**Document text**
┄┄┄┄┄┄┄┄┄┄
473,809 Members | 2,708 Online
Bytes | Software Development & Data Engineering Community
+ Post

Home Posts Topics Members FAQ

How should I set up this database?

Imagine 25.000.000 records in a database with a table like this:

TABLE SUBJECTS

table_id (INT)
subject (VARCHAR(200))
date_added (TIMESTAMP)

The SUBJECT field is a long string. Something like these:

Example 1:
"Johnny posts 'PHP Examples' version 2'

Example 2:
"Christmas Melodies from Japan (2001)"

QUESTION:

The user should be able to search the database on the SUBJECT field and
should be able to use partial keywords like:

Keyword examples:

- lodies (finds Melodies)
- Examp (finds Examples)
- John (finds Johnny)

Right now, using WHERE LIKE takes 40 seconds since it checks every single
record. I can't use indexes either. "Of course" you might say.

But what I want to know is... what is the workaround for this? How can I
create a database which allows people to do wilcard searches while keeping
my queries lightning fast?

Other websites and applications have this... so there must be a brilliant
"trick" or workaround for this.

Any ideas?
Jul 20 '05 #1
4 1662
Ondernemer wrote:
Other websites and applications have this... so there must be a brilliant
"trick" or workaround for this.


Basic idea is to create a table where is a list of all words used in
your text. Then create another table which links these words to the
table where the actual texts are located. After searching correct words
from the word table, rest of the queries can use indexes so it should be
fast. Even if you have to check all rows in the word table, you will
still propably have less than 25 000 000 rows there.

I just wrote some time ago a pretty good example about this subject:

http://groups.google.com/groups?selm...0read3.inet.fi

I should warn you that I have not studied this method much, so there
might be better ways to implement the same thing. But the idea behind
the method should be clear enough.
Jul 20 '05 #2

"Aggro" wrote:
http://groups.google.com/groups?selm...0read3.inet.fi


Brilliant. I actually was thinking the same thing, but was afraid I was
thinking in an amateur way and there was a more efficient command/way of
doing this. :-)

Thanks m8.
Jul 20 '05 #3

"Aggro" <sp**********@y ahoo.com> wrote in message
news:2E******** *******@read3.i net.fi...
Ondernemer wrote:
Other websites and applications have this... so there must be a brilliant "trick" or workaround for this.
┄┄┄┄┄┄┄┄┄┄
**Excerpted data**
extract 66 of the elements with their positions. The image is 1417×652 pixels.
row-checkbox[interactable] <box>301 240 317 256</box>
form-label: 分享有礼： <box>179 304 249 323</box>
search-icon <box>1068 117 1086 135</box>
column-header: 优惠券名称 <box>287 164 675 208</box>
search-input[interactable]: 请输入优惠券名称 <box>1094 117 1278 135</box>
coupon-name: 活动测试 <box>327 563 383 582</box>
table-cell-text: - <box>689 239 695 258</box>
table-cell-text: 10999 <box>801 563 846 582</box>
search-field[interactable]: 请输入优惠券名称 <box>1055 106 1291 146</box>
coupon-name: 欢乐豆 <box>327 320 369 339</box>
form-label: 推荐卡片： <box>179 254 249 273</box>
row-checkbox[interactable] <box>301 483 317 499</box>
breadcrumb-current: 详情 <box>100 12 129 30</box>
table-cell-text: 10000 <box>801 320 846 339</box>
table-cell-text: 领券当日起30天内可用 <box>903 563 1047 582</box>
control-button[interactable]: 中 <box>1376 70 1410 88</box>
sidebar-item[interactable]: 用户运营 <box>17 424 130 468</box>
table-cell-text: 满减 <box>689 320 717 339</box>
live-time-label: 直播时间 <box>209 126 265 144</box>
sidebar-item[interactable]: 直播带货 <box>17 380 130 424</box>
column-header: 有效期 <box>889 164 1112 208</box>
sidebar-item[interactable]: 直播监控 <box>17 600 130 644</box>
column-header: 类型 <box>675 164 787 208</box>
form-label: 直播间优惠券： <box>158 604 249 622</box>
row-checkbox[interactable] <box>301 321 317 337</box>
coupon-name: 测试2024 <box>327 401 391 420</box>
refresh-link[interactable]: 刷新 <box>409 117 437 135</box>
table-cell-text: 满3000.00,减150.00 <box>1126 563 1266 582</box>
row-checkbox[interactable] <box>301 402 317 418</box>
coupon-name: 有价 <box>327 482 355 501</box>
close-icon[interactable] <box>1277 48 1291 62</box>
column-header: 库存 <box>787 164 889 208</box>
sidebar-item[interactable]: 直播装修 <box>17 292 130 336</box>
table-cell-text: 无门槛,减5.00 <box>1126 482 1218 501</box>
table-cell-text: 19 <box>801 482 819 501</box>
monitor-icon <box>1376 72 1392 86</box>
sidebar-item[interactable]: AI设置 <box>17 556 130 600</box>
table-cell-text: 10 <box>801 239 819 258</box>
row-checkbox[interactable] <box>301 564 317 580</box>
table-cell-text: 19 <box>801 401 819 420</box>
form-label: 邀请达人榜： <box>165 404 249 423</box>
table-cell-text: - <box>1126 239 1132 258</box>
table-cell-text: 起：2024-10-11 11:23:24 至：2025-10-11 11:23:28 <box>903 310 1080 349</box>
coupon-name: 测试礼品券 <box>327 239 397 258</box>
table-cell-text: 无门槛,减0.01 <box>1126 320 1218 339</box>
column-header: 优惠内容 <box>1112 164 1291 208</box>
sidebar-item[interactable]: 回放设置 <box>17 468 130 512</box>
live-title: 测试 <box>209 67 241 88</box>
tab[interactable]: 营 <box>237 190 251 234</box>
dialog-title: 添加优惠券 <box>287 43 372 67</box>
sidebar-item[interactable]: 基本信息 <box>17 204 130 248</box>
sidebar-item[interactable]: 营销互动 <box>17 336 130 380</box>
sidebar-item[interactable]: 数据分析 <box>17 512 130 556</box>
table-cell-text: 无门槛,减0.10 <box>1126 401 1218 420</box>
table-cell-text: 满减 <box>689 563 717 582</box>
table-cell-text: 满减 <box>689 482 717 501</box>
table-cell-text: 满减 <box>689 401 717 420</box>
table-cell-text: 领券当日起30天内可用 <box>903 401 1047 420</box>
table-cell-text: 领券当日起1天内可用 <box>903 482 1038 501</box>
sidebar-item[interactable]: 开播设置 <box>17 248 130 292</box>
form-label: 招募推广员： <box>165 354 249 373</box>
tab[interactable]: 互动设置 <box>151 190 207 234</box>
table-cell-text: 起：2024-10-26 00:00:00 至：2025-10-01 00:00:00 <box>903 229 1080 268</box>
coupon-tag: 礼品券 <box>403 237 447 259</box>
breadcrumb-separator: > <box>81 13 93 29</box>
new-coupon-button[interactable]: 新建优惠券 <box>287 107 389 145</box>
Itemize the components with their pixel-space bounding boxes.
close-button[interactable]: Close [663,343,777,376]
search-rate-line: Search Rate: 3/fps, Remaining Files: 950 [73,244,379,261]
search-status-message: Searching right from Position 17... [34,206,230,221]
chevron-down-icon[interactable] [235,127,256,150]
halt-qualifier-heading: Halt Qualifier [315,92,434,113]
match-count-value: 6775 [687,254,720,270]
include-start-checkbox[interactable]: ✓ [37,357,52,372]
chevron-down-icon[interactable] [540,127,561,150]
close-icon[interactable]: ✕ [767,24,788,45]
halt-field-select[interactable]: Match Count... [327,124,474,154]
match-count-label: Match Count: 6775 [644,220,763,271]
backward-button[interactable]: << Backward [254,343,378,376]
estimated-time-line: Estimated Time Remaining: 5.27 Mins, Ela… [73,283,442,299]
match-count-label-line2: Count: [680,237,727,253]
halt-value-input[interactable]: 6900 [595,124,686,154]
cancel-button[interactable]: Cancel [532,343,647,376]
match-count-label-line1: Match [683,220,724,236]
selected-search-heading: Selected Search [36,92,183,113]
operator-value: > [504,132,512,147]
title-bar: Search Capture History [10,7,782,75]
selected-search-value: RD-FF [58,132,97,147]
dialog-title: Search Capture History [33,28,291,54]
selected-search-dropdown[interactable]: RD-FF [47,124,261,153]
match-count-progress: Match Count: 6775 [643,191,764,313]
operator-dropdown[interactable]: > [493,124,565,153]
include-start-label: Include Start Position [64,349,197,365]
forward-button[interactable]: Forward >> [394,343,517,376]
┄┄┄┄┄┄┄┄┄┄
**The exercise**
Quote the forum thread about database searching word for word, the stretch from "473,809 Members |" through "table_id (INT)". The entries have nothing to do with the forum thread about database searching.

**Written reply**
473,809 Members | 2,708 Online
Bytes | Software Development & Data Engineering Community
+ Post

Home Posts Topics Members FAQ

How should I set up this database?

Imagine 25.000.000 records in a database with a table like this:

TABLE SUBJECTS

table_id (INT)